**RECORDS TO PROCESS:**
>> start
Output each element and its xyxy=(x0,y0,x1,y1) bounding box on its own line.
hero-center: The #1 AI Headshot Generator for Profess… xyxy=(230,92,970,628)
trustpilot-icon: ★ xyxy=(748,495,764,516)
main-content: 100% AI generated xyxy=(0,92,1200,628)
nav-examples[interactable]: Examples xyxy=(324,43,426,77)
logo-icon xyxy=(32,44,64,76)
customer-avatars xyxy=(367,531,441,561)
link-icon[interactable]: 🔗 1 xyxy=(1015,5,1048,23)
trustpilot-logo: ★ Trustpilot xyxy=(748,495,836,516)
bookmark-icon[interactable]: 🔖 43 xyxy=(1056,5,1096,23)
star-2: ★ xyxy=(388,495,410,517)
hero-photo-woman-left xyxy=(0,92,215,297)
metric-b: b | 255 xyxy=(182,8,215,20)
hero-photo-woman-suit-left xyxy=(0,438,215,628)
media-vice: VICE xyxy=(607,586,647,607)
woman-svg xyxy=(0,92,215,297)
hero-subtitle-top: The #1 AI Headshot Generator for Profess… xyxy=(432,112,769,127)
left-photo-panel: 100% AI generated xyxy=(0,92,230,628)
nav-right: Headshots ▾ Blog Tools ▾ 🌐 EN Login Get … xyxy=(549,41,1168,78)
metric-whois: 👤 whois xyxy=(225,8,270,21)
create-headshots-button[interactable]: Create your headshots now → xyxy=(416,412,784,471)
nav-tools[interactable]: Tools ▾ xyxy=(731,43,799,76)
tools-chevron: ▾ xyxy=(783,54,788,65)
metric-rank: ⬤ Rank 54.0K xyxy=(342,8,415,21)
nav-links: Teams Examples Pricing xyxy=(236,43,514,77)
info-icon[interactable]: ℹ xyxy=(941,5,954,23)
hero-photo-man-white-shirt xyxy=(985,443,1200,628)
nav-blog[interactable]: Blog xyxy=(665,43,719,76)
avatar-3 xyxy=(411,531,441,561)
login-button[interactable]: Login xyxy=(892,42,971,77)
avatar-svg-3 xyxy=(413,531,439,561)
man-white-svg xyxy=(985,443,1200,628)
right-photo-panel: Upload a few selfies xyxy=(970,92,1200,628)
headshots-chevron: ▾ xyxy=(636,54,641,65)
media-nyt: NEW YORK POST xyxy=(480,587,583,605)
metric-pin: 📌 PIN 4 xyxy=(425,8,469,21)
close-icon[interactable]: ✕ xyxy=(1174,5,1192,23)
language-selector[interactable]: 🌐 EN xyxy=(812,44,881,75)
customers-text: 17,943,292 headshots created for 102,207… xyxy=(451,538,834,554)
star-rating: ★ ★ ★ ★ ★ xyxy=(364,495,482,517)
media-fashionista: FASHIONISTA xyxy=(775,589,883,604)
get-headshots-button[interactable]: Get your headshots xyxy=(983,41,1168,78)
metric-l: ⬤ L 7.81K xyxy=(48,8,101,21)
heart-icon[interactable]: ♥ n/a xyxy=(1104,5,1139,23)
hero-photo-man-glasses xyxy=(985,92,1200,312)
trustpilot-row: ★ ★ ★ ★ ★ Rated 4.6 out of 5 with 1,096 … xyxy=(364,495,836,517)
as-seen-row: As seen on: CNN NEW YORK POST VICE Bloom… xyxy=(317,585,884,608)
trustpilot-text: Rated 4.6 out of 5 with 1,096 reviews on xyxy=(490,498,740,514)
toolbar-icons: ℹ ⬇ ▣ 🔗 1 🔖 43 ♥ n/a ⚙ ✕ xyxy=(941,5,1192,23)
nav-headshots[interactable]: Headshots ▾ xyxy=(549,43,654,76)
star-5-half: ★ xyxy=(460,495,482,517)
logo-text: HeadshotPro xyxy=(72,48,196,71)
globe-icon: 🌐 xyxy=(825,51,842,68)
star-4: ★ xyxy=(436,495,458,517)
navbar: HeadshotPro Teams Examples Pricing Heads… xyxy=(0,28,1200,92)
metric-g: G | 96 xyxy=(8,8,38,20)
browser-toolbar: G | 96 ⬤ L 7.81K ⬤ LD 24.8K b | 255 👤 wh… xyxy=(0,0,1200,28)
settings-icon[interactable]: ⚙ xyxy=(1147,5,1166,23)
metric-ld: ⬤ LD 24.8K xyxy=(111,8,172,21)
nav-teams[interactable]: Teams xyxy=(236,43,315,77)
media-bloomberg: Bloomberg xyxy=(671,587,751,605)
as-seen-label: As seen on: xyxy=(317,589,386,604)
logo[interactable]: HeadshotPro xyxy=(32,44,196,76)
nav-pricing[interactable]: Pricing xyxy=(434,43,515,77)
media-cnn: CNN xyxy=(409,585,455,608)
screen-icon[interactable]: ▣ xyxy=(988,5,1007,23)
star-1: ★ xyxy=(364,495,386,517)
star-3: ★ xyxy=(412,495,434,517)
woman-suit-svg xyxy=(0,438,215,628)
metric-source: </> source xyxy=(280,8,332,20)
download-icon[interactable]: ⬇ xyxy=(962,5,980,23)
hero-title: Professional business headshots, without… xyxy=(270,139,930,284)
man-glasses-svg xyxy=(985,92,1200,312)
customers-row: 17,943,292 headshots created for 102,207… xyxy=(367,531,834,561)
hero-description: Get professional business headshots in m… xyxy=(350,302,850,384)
>> end
**WHAT YOU HAVE TO DO:**
Rewrite the listing above, replacing "HeadshotPro" with "PortraitStudio" everywhere it appears and keeping everything else the same.

**ANSWER TO THE EXERCISE:**
Output each element and its xyxy=(x0,y0,x1,y1) bounding box on its own line.
hero-center: The #1 AI Headshot Generator for Profess… xyxy=(230,92,970,628)
trustpilot-icon: ★ xyxy=(748,495,764,516)
main-content: 100% AI generated xyxy=(0,92,1200,628)
nav-examples[interactable]: Examples xyxy=(324,43,426,77)
logo-icon xyxy=(32,44,64,76)
customer-avatars xyxy=(367,531,441,561)
link-icon[interactable]: 🔗 1 xyxy=(1015,5,1048,23)
trustpilot-logo: ★ Trustpilot xyxy=(748,495,836,516)
bookmark-icon[interactable]: 🔖 43 xyxy=(1056,5,1096,23)
star-2: ★ xyxy=(388,495,410,517)
hero-photo-woman-left xyxy=(0,92,215,297)
metric-b: b | 255 xyxy=(182,8,215,20)
hero-photo-woman-suit-left xyxy=(0,438,215,628)
media-vice: VICE xyxy=(607,586,647,607)
woman-svg xyxy=(0,92,215,297)
hero-subtitle-top: The #1 AI Headshot Generator for Profess… xyxy=(432,112,769,127)
left-photo-panel: 100% AI generated xyxy=(0,92,230,628)
nav-right: Headshots ▾ Blog Tools ▾ 🌐 EN Login Get … xyxy=(549,41,1168,78)
metric-whois: 👤 whois xyxy=(225,8,270,21)
create-headshots-button[interactable]: Create your headshots now → xyxy=(416,412,784,471)
nav-tools[interactable]: Tools ▾ xyxy=(731,43,799,76)
tools-chevron: ▾ xyxy=(783,54,788,65)
metric-rank: ⬤ Rank 54.0K xyxy=(342,8,415,21)
nav-links: Teams Examples Pricing xyxy=(236,43,514,77)
info-icon[interactable]: ℹ xyxy=(941,5,954,23)
hero-photo-man-white-shirt xyxy=(985,443,1200,628)
nav-blog[interactable]: Blog xyxy=(665,43,719,76)
avatar-3 xyxy=(411,531,441,561)
login-button[interactable]: Login xyxy=(892,42,971,77)
avatar-svg-3 xyxy=(413,531,439,561)
man-white-svg xyxy=(985,443,1200,628)
right-photo-panel: Upload a few selfies xyxy=(970,92,1200,628)
headshots-chevron: ▾ xyxy=(636,54,641,65)
media-nyt: NEW YORK POST xyxy=(480,587,583,605)
metric-pin: 📌 PIN 4 xyxy=(425,8,469,21)
close-icon[interactable]: ✕ xyxy=(1174,5,1192,23)
language-selector[interactable]: 🌐 EN xyxy=(812,44,881,75)
customers-text: 17,943,292 headshots created for 102,207… xyxy=(451,538,834,554)
star-rating: ★ ★ ★ ★ ★ xyxy=(364,495,482,517)
media-fashionista: FASHIONISTA xyxy=(775,589,883,604)
get-headshots-button[interactable]: Get your headshots xyxy=(983,41,1168,78)
metric-l: ⬤ L 7.81K xyxy=(48,8,101,21)
heart-icon[interactable]: ♥ n/a xyxy=(1104,5,1139,23)
hero-photo-man-glasses xyxy=(985,92,1200,312)
trustpilot-row: ★ ★ ★ ★ ★ Rated 4.6 out of 5 with 1,096 … xyxy=(364,495,836,517)
as-seen-row: As seen on: CNN NEW YORK POST VICE Bloom… xyxy=(317,585,884,608)
trustpilot-text: Rated 4.6 out of 5 with 1,096 reviews on xyxy=(490,498,740,514)
toolbar-icons: ℹ ⬇ ▣ 🔗 1 🔖 43 ♥ n/a ⚙ ✕ xyxy=(941,5,1192,23)
nav-headshots[interactable]: Headshots ▾ xyxy=(549,43,654,76)
star-5-half: ★ xyxy=(460,495,482,517)
logo-text: PortraitStudio xyxy=(72,48,196,71)
globe-icon: 🌐 xyxy=(825,51,842,68)
star-4: ★ xyxy=(436,495,458,517)
navbar: PortraitStudio Teams Examples Pricing Heads… xyxy=(0,28,1200,92)
metric-g: G | 96 xyxy=(8,8,38,20)
browser-toolbar: G | 96 ⬤ L 7.81K ⬤ LD 24.8K b | 255 👤 wh… xyxy=(0,0,1200,28)
settings-icon[interactable]: ⚙ xyxy=(1147,5,1166,23)
metric-ld: ⬤ LD 24.8K xyxy=(111,8,172,21)
nav-teams[interactable]: Teams xyxy=(236,43,315,77)
media-bloomberg: Bloomberg xyxy=(671,587,751,605)
as-seen-label: As seen on: xyxy=(317,589,386,604)
logo[interactable]: PortraitStudio xyxy=(32,44,196,76)
nav-pricing[interactable]: Pricing xyxy=(434,43,515,77)
media-cnn: CNN xyxy=(409,585,455,608)
screen-icon[interactable]: ▣ xyxy=(988,5,1007,23)
star-1: ★ xyxy=(364,495,386,517)
star-3: ★ xyxy=(412,495,434,517)
woman-suit-svg xyxy=(0,438,215,628)
metric-source: </> source xyxy=(280,8,332,20)
download-icon[interactable]: ⬇ xyxy=(962,5,980,23)
hero-title: Professional business headshots, without… xyxy=(270,139,930,284)
man-glasses-svg xyxy=(985,92,1200,312)
customers-row: 17,943,292 headshots created for 102,207… xyxy=(367,531,834,561)
hero-description: Get professional business headshots in m… xyxy=(350,302,850,384)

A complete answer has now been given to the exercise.